* [Instruction]
Show every line in the entries below where the word "xlabel" appears.

+++ Data provided +++

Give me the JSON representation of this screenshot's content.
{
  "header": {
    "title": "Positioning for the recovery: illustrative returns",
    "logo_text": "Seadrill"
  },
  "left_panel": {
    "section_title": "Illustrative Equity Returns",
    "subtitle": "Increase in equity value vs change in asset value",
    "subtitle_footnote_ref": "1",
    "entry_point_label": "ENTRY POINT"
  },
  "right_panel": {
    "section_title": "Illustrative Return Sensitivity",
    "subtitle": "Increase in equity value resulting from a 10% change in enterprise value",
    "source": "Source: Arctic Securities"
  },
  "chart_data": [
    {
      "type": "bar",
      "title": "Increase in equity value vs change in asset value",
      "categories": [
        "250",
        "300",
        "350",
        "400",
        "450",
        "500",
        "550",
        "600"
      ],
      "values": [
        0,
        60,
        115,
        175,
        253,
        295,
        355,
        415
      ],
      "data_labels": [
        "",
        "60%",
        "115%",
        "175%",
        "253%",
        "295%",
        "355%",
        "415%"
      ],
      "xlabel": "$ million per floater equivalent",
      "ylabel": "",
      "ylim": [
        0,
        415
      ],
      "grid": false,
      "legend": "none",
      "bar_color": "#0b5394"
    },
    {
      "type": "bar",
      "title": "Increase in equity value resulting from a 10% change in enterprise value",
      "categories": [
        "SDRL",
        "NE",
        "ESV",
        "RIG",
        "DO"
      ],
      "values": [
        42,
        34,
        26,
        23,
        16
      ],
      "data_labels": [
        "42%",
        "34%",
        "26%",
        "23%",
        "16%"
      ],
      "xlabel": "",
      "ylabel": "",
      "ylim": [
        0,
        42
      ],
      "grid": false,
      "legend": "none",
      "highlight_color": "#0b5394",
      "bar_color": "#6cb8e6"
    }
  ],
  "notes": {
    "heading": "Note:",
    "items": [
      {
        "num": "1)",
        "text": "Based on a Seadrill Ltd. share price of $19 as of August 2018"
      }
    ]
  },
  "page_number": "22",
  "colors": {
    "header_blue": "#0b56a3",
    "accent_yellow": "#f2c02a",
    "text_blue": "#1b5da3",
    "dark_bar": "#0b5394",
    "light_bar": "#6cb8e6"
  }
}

+++

* [Exercise response]
      "xlabel": "$ million per floater equivalent",
      "xlabel": "",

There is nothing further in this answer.